── Testo fornito ──

Roma, 17 giugno 2026 – “Condividiamo l’esigenza avanzata dal Ministro Schillaci sull’inserimento degli specialisti all’interno delle Case di Comunità”. Così Antonio D’Avino, Presidente nazionale della Federazione Italiana Medici Pediatri, a commento delle dichiarazioni del Ministro della Salute, Orazio Schillaci, di apertura verso gli specialisti nelle Case della Comunità.
“Apprezziamo l’apertura verso le specialità mediche, ma è importante prevedere anche il coinvolgimento di specialisti con specifiche competenze pediatriche. Il neurologo, il cardiologo, il dermatologo, l’allergologo che operano sul bambino all’interno delle Case di Comunità devono avere una formazione e un’esperienza dedicate e specifiche sull’età evolutiva. Diversamente, il rischio è quello di costruire una rete territoriale non a misura di bambino né di adolescente”, aggiunge D’Avino.
Secondo la FIMP, inoltre, affinché queste competenze pediatriche possano davvero fare la differenza, è essenziale che vengano inserite all’interno di percorsi di presa in carico concreti per l’età evolutiva che mettano in sequenza l’intervento del Pediatra di Famiglia e quello dello Specialista.

───

- [Compito A]: Nel testo sulle Case di Comunità, riscrivi come elenco puntato il paragrafo che comincia con "Apprezziamo l'apertura verso le specialità mediche", tenendo i fatti principali.
- [Compito B]:
Rispondi in breve a queste domande sul testo sulle Case di Comunità:
(i) Che carica ha Antonio D'Avino?
(ii) Come si chiama il Ministro della Salute citato?
(iii) Secondo la FIMP, l'intervento di quali due figure va messo in sequenza nei percorsi di presa in carico?
- [Compito C]: Scrivi il seguito del testo sulle Case di Comunità, partendo dopo l'ultima frase.

── Dati estratti ──

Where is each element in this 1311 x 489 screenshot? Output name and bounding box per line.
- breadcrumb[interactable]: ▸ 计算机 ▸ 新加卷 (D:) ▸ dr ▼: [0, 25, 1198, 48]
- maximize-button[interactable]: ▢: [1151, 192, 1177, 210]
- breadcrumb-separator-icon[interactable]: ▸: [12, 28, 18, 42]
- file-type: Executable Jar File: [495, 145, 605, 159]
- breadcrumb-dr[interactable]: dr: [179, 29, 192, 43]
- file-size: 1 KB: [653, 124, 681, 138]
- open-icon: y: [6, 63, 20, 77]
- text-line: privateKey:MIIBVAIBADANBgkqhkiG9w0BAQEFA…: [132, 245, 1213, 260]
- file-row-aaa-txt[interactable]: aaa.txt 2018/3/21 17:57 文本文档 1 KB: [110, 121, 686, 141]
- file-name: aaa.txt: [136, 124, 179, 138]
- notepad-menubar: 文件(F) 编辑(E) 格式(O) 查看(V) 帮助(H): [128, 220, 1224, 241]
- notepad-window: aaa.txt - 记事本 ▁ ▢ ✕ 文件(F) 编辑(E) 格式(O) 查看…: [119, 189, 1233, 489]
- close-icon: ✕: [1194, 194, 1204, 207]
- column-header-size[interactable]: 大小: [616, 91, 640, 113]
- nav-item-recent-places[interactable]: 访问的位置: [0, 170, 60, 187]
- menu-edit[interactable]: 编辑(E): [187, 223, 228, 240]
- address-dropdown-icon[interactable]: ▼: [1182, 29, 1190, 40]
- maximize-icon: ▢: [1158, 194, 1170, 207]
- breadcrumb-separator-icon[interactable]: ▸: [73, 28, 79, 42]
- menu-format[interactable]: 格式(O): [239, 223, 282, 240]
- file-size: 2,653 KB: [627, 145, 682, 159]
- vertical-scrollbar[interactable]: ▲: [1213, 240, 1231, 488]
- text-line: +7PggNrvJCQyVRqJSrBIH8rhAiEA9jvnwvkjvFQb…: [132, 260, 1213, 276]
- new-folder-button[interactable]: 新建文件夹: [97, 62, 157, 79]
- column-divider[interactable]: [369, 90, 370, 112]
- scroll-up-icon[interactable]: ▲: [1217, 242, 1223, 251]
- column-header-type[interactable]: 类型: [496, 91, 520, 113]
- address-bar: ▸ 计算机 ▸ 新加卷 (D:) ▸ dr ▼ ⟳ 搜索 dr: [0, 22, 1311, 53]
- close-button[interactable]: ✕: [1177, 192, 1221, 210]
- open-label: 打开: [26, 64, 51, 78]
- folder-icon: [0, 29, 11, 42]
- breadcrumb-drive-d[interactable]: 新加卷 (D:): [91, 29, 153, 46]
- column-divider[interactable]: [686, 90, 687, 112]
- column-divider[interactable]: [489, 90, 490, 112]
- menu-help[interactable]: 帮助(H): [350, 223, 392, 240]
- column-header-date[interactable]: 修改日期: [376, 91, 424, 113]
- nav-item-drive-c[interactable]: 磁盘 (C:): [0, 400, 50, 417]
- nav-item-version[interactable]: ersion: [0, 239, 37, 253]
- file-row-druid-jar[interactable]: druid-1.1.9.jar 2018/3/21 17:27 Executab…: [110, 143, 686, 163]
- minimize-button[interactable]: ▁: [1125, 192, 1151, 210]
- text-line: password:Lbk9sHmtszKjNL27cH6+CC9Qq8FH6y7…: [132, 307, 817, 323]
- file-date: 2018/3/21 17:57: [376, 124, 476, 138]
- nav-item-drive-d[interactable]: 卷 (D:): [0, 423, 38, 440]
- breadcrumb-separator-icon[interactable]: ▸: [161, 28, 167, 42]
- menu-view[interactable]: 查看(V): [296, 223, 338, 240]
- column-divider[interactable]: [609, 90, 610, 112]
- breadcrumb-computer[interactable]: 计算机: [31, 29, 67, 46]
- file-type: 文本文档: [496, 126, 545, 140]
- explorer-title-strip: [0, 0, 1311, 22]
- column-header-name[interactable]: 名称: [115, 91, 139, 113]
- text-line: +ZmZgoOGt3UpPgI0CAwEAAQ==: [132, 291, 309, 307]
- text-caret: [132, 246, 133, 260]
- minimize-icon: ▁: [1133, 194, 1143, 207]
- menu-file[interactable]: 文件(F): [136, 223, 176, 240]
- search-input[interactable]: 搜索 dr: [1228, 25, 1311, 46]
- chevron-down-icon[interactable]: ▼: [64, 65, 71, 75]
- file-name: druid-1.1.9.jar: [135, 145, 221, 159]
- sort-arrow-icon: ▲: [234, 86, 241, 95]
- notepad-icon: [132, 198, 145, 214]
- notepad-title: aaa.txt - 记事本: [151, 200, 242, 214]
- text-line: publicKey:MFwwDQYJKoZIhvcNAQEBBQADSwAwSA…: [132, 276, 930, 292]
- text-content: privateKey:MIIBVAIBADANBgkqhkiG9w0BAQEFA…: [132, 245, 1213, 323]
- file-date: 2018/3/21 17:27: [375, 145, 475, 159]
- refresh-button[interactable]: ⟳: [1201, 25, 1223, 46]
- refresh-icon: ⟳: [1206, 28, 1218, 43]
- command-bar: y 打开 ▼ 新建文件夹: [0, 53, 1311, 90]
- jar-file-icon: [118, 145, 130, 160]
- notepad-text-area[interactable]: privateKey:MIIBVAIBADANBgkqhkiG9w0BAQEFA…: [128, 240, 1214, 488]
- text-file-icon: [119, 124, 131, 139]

───

- [Risposta A]:
- D'Avino apprezza l'apertura verso le specialità mediche.
- Chiede di coinvolgere anche specialisti con competenze pediatriche specifiche.
- Neurologo, cardiologo, dermatologo e allergologo che curano i bambini nelle Case di Comunità devono avere formazione ed esperienza dedicate all'età evolutiva.
- Senza queste figure si rischia una rete territoriale non a misura di bambino né di adolescente.

- [Risposta B]:
(i) È Presidente nazionale della Federazione Italiana Medici Pediatri.
(ii) Orazio Schillaci.
(iii) Il Pediatra di Famiglia e lo Specialista.

- [Risposta C]:
“Chiediamo che questi percorsi siano costruiti in coerenza con quanto già previsto dall’Accordo Collettivo Nazionale della Pediatria di Libera Scelta che disegna il ruolo del professionista nella continuità dell’assistenza, nella prevenzione e nella presa in carico del proprio assistito. Il Pediatra di Famiglia deve restare il punto di riferimento e il regista del percorso di salute del bambino, anche all’interno delle Case di Comunità, in raccordo con le competenze specialistiche pediatriche di secondo livello”.
“Rinnoviamo la nostra disponibilità a dare un contributo fattivo per una sanità territoriale più moderna e proattiva, come auspicato dal Ministero della Salute. Ma una riforma che guarda davvero alla medicina del territorio deve avere bene a mente i bisogni di salute dei bambini e degli adolescenti con le loro specificità”, conclude D’Avino.